__What is expected__.
List each line holding the string "JSON".
━━━
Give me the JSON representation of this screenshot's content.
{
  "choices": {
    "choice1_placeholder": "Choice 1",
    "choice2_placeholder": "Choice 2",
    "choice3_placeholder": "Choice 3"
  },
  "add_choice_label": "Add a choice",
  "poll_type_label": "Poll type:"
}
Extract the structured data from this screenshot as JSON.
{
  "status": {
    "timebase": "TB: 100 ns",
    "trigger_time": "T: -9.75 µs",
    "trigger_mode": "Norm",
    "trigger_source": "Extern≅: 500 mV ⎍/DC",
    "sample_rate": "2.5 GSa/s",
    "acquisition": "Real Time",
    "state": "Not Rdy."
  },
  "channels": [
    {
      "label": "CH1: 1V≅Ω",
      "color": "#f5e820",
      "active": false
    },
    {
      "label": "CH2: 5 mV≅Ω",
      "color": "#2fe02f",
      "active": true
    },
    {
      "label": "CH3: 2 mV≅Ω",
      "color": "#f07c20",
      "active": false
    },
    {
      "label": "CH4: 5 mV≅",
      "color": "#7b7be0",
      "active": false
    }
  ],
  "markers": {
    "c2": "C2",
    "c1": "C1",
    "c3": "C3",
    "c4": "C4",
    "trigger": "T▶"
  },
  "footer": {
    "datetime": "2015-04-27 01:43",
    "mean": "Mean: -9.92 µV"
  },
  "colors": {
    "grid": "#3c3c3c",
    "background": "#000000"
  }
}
━━━
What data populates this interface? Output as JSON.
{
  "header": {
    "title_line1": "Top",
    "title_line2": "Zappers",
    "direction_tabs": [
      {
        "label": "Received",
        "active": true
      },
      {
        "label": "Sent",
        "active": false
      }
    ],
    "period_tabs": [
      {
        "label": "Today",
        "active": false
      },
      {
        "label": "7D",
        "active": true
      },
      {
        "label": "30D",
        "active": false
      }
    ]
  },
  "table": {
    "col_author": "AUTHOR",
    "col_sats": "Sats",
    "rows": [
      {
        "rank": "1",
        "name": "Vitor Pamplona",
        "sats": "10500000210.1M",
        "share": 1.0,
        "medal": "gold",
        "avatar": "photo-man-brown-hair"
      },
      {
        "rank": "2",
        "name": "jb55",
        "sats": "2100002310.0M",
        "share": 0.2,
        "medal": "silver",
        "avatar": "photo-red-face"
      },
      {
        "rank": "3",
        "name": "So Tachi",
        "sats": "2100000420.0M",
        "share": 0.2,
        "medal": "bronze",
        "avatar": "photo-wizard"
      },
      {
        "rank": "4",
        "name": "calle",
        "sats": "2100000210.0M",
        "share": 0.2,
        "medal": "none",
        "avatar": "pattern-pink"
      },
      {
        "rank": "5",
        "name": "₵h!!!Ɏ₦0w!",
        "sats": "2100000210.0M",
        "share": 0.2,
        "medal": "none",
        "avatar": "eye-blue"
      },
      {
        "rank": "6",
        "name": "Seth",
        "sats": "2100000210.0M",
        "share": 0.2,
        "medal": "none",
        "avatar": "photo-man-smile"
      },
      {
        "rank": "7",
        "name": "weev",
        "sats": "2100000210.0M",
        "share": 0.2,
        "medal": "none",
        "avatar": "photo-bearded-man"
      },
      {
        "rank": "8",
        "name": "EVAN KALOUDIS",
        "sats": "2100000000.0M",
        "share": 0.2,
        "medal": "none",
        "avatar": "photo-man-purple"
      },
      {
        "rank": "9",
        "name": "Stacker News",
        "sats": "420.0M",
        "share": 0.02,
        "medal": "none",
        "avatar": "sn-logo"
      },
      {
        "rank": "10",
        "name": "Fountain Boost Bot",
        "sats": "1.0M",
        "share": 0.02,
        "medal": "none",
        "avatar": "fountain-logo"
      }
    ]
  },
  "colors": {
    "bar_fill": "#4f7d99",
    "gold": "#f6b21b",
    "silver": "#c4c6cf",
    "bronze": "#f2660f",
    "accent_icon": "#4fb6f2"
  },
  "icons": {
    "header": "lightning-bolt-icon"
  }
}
━━━
__Exercise solution__.
Give me the JSON representation of this screenshot's content.
Extract the structured data from this screenshot as JSON.
What data populates this interface? Output as JSON.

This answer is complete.